● **THE TASK**
Gather the lines that hold the string "ylabel".

+===+

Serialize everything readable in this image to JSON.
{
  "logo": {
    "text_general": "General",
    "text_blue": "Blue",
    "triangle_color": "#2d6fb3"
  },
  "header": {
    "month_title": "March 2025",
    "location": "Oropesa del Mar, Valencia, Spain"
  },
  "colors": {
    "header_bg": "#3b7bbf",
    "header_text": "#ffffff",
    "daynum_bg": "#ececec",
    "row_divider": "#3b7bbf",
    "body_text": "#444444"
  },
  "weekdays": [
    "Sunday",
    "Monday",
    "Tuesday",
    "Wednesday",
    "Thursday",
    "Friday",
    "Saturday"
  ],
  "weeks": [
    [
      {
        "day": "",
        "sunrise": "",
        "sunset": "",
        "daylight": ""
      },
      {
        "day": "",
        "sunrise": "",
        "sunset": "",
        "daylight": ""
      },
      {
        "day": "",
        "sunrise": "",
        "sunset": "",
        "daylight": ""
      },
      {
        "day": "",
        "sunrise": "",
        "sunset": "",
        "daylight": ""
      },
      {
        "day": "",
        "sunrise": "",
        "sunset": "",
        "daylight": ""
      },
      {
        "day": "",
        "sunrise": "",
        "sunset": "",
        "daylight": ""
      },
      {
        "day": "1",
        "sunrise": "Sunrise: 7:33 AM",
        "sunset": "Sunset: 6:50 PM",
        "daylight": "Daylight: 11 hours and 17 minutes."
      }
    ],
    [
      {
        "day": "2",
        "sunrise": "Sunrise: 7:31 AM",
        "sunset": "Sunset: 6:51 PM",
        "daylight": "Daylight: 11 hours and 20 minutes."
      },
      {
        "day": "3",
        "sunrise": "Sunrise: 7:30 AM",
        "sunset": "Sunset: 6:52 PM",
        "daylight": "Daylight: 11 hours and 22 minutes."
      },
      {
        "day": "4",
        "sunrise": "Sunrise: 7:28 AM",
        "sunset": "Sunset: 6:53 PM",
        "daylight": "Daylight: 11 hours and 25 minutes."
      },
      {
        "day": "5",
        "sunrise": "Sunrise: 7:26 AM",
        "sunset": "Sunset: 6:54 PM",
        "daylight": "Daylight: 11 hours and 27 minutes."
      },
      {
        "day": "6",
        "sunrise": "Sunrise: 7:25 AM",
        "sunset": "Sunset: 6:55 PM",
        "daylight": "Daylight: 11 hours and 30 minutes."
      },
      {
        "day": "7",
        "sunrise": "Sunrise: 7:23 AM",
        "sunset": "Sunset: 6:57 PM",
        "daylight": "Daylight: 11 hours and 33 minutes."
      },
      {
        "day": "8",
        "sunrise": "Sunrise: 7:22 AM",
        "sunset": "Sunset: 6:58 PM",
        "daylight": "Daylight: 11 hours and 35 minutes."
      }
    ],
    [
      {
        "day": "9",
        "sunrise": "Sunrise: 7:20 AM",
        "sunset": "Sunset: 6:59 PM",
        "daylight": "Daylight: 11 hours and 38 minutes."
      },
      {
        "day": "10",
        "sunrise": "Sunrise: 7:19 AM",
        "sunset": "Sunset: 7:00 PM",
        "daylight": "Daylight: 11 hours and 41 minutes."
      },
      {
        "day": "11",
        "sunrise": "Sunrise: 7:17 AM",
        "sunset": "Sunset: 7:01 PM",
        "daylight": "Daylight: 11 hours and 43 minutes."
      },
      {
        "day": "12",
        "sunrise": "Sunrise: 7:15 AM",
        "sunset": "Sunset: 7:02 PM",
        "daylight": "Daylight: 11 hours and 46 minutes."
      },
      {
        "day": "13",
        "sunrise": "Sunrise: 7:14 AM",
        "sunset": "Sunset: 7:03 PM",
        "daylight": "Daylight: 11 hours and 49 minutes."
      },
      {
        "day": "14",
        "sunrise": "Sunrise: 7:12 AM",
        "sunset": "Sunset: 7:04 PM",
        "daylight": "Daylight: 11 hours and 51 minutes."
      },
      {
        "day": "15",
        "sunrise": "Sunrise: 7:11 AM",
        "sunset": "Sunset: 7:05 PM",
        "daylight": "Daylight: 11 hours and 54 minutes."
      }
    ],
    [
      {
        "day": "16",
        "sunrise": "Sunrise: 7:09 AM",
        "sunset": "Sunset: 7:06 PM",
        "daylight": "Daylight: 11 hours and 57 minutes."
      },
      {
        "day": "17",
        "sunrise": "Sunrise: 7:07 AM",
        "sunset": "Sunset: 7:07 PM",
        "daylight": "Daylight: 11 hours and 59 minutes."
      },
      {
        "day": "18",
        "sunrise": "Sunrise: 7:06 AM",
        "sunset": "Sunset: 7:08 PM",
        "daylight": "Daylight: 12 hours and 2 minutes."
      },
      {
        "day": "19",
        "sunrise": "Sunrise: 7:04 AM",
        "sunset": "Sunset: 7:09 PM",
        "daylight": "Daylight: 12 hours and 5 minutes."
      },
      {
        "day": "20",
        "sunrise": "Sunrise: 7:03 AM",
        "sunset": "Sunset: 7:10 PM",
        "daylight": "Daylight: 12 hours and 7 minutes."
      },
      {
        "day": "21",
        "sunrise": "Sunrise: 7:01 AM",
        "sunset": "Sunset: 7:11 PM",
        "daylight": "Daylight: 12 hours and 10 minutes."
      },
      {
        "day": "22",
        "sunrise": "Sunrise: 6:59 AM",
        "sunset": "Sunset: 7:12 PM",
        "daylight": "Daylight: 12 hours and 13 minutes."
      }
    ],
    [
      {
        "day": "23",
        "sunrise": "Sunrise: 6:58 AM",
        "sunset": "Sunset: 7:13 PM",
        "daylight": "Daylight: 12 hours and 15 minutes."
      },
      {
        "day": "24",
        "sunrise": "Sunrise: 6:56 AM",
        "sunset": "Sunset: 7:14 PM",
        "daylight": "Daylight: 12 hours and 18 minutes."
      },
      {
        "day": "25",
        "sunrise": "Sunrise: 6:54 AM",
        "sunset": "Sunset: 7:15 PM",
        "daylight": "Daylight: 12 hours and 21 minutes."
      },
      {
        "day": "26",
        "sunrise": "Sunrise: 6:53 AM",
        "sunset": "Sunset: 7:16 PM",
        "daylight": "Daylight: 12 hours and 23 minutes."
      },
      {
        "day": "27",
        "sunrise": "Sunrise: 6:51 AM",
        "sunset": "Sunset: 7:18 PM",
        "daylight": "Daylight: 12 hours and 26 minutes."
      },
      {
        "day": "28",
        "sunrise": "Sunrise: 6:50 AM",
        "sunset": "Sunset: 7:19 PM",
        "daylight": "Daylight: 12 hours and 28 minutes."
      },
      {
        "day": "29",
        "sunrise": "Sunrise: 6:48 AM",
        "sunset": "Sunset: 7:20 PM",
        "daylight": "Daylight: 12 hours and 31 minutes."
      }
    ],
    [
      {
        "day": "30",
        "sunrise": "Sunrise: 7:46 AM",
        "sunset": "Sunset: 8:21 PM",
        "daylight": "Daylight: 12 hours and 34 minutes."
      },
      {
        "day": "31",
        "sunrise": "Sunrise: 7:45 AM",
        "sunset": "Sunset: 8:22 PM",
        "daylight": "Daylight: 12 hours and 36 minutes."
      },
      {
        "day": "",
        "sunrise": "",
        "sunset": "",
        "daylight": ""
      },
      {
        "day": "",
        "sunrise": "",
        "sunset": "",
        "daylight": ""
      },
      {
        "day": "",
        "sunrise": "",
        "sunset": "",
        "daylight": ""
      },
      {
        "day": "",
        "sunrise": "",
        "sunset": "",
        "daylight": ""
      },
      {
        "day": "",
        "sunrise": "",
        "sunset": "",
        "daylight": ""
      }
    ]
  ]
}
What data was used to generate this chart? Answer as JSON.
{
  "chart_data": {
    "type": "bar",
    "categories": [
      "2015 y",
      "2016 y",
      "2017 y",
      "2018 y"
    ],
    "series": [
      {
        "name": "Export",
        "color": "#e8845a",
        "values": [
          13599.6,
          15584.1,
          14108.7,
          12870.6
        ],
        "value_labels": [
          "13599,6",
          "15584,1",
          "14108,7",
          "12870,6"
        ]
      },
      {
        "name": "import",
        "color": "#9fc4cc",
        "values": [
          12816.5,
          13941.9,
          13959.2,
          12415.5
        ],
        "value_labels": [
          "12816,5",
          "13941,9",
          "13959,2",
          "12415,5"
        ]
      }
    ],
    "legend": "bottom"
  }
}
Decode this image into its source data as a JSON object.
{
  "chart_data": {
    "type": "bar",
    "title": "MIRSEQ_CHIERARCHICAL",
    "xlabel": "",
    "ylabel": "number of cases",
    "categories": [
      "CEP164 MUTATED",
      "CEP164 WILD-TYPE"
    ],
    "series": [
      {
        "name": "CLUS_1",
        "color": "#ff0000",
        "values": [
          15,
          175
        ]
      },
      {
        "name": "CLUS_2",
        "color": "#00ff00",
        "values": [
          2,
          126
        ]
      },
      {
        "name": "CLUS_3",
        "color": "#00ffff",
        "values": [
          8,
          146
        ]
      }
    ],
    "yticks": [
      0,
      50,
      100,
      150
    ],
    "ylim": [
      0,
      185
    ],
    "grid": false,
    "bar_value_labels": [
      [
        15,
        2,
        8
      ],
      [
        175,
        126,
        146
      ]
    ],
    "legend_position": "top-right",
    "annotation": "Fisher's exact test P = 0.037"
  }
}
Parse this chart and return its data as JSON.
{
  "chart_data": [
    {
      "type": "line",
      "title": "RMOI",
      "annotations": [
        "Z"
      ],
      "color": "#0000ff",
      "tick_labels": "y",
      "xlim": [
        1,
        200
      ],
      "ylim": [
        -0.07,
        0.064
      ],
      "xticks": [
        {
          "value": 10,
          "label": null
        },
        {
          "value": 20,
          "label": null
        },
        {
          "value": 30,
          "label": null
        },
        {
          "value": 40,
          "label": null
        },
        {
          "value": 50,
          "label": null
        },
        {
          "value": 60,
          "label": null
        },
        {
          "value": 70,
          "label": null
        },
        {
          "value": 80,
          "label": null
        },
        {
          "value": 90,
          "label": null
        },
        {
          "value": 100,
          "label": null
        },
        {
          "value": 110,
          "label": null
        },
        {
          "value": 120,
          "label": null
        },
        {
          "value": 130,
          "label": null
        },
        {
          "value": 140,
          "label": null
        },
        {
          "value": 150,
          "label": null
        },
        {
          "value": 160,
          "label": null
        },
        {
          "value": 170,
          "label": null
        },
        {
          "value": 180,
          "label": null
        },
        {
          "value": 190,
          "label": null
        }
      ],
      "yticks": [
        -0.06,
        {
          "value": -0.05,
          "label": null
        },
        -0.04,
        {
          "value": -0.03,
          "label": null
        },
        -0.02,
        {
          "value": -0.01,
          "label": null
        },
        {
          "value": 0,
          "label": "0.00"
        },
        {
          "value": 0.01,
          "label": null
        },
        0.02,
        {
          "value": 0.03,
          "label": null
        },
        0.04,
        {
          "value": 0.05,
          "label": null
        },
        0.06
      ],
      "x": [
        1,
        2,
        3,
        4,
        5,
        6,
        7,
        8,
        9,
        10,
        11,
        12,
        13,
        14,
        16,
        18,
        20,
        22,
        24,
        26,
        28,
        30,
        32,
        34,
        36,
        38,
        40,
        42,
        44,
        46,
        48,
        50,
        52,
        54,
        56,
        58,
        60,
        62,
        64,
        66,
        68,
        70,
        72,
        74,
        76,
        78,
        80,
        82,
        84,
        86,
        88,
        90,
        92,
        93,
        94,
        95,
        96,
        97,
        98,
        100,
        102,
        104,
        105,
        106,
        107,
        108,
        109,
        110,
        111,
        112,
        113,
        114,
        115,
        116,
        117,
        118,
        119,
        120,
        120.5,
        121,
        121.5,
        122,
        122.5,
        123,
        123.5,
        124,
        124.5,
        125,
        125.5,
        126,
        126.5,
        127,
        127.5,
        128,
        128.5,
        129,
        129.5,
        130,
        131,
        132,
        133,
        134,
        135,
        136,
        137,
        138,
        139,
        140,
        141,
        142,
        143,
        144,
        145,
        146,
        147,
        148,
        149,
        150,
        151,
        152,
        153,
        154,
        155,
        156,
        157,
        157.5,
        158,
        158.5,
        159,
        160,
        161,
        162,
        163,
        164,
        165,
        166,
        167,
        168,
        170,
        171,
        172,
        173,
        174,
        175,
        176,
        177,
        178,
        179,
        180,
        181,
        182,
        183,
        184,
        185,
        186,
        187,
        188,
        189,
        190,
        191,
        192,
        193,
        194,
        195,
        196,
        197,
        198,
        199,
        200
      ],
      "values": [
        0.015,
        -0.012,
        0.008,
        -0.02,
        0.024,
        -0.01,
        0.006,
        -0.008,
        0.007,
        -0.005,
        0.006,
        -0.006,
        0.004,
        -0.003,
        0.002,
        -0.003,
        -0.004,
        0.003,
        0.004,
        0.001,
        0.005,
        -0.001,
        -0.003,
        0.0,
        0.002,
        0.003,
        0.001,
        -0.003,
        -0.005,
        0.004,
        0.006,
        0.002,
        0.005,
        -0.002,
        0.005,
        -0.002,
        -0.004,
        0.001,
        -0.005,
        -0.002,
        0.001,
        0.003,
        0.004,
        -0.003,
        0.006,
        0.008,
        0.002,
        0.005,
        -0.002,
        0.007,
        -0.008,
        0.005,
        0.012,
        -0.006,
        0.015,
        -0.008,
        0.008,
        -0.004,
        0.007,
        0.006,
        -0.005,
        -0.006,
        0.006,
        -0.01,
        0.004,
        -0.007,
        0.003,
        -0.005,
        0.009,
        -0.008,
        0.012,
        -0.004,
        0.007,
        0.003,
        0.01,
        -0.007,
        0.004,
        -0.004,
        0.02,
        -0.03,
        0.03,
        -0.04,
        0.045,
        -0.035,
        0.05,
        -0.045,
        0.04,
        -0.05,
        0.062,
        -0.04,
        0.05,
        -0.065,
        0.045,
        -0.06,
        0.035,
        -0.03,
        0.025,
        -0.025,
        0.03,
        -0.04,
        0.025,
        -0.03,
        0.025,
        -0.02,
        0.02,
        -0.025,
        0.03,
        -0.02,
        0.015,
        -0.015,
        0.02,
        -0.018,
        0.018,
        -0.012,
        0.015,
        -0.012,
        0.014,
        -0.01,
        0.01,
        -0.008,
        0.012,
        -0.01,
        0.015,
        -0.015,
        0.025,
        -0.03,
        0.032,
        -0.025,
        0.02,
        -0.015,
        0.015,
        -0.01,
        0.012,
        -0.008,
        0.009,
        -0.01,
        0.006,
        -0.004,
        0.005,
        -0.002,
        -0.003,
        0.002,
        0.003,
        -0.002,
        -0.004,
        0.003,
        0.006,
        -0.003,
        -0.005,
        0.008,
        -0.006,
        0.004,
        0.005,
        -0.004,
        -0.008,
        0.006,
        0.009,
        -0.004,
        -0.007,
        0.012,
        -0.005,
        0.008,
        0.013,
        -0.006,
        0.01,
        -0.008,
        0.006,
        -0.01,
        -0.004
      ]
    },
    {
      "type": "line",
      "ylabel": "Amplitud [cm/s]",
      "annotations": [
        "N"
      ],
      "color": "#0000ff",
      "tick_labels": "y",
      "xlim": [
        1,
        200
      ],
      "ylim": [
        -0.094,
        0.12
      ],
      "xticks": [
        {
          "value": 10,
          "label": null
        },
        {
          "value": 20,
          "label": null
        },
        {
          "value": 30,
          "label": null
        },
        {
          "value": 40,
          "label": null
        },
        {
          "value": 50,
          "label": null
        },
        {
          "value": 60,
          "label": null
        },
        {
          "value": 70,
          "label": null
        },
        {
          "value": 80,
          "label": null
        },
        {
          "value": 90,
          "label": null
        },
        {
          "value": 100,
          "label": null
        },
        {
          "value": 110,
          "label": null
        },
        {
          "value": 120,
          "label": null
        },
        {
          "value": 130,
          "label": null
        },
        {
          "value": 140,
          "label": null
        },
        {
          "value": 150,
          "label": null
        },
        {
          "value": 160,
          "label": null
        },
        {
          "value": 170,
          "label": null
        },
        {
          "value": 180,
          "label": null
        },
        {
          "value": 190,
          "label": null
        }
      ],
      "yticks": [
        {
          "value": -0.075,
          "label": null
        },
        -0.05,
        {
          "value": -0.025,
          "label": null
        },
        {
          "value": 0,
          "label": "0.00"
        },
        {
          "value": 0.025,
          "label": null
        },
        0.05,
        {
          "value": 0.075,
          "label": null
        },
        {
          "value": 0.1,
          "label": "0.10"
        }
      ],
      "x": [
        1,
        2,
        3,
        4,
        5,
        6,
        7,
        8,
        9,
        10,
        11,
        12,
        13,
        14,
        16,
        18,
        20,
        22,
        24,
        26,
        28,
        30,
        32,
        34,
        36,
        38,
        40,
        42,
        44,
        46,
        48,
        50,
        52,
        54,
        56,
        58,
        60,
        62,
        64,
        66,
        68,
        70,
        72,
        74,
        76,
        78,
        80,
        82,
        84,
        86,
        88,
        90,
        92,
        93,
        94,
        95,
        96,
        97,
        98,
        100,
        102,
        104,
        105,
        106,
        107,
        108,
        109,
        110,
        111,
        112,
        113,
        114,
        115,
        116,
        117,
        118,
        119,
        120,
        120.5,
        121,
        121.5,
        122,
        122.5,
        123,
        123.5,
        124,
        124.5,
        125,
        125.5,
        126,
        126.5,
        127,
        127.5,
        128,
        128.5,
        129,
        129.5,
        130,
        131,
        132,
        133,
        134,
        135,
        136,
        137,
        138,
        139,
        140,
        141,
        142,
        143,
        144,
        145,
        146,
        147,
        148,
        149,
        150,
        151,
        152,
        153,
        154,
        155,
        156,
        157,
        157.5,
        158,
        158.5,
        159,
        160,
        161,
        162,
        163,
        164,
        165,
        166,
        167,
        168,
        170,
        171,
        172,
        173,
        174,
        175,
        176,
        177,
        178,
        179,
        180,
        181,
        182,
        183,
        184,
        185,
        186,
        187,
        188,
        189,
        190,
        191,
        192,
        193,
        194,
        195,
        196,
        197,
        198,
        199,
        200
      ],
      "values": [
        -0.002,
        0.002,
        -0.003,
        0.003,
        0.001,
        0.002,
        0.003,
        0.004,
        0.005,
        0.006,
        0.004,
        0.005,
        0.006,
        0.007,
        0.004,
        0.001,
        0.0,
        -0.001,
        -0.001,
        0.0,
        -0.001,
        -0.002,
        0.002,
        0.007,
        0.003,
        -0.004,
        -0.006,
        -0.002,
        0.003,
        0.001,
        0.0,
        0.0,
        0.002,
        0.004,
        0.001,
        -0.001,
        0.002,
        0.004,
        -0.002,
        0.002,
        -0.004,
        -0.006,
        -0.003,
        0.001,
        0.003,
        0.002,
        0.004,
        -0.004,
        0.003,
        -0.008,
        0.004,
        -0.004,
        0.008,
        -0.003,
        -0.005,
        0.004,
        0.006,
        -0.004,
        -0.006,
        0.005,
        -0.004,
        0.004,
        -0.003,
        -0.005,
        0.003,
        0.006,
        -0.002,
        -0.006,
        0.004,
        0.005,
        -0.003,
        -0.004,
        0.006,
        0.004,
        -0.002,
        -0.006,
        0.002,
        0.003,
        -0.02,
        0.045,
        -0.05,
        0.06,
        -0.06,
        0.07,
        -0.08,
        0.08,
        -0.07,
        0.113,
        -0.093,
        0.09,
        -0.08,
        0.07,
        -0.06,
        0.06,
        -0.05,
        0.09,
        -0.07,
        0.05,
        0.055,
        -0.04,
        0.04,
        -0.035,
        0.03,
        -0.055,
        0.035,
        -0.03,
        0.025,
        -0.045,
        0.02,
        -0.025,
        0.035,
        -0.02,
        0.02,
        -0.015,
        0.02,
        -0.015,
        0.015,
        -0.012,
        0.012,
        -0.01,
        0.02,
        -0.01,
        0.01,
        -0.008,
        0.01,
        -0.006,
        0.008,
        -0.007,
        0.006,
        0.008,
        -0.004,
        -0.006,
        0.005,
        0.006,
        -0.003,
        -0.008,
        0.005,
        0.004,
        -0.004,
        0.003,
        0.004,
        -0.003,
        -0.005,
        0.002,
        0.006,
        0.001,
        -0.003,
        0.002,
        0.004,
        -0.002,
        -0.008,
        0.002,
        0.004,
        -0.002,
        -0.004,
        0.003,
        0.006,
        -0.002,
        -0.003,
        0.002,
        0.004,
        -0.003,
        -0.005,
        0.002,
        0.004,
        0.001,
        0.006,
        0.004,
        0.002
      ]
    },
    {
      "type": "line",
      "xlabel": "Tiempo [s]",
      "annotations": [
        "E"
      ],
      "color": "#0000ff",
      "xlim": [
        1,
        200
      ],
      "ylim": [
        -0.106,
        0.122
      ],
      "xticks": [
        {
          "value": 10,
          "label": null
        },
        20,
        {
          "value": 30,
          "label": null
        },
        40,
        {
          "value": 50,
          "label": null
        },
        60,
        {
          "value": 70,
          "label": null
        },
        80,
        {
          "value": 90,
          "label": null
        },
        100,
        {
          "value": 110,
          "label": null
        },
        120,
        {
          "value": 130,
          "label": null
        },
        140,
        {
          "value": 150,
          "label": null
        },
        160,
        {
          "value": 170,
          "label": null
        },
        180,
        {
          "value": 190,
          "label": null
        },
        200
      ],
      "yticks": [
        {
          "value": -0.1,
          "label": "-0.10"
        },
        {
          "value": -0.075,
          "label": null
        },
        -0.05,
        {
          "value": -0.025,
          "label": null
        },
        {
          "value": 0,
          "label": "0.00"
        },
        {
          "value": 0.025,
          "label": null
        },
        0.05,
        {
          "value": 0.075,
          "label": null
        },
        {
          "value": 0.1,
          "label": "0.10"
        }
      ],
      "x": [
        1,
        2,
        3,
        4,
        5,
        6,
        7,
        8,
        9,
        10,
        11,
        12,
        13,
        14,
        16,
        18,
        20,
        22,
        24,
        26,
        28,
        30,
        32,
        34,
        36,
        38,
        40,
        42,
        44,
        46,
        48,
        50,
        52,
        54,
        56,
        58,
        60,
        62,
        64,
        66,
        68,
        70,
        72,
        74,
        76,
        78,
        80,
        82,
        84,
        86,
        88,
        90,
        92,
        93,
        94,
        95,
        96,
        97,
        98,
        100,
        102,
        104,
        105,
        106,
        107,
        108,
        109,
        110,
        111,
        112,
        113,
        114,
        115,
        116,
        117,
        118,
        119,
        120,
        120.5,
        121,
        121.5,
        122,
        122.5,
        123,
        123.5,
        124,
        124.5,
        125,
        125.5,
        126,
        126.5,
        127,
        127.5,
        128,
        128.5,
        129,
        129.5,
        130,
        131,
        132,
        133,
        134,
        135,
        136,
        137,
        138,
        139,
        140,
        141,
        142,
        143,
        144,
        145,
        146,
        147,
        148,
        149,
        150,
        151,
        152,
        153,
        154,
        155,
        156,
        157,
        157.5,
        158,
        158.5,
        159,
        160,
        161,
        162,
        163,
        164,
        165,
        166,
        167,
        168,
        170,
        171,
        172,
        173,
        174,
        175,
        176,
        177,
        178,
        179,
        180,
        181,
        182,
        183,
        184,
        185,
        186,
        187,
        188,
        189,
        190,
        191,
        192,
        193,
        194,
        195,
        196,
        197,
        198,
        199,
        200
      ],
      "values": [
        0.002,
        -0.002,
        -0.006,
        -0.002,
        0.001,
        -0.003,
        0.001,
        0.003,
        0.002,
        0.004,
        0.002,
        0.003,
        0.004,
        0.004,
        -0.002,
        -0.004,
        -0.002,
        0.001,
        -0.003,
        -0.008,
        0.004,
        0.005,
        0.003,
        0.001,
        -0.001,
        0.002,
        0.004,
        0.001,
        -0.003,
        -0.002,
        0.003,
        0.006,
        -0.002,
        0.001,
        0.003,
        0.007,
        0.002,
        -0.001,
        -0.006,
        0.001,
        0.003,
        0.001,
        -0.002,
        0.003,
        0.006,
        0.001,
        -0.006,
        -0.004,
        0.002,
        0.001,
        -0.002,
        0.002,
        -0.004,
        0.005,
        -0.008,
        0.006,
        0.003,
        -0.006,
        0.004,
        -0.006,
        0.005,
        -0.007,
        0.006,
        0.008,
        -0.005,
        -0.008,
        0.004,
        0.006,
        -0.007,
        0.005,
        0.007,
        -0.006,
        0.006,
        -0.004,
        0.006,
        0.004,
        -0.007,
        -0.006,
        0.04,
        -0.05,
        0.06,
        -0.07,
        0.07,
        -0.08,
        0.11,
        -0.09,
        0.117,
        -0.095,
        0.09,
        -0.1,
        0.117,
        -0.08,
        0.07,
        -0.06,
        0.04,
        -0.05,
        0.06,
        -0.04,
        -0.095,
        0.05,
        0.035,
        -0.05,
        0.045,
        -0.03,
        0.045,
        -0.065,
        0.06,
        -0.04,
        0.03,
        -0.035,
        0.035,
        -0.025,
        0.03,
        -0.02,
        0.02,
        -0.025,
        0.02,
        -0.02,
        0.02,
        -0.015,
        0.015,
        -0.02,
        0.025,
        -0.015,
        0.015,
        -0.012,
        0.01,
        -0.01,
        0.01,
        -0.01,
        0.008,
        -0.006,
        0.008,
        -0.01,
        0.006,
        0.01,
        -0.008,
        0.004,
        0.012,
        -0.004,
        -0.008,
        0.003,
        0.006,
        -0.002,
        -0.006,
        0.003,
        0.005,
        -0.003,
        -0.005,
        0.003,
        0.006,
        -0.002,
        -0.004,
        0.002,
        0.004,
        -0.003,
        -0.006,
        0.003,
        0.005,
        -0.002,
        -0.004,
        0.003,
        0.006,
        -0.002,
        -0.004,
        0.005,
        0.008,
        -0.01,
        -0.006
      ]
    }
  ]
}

+===+

● **TASK SOLUTION**
    "ylabel": "number of cases",
      "ylabel": "Amplitud [cm/s]",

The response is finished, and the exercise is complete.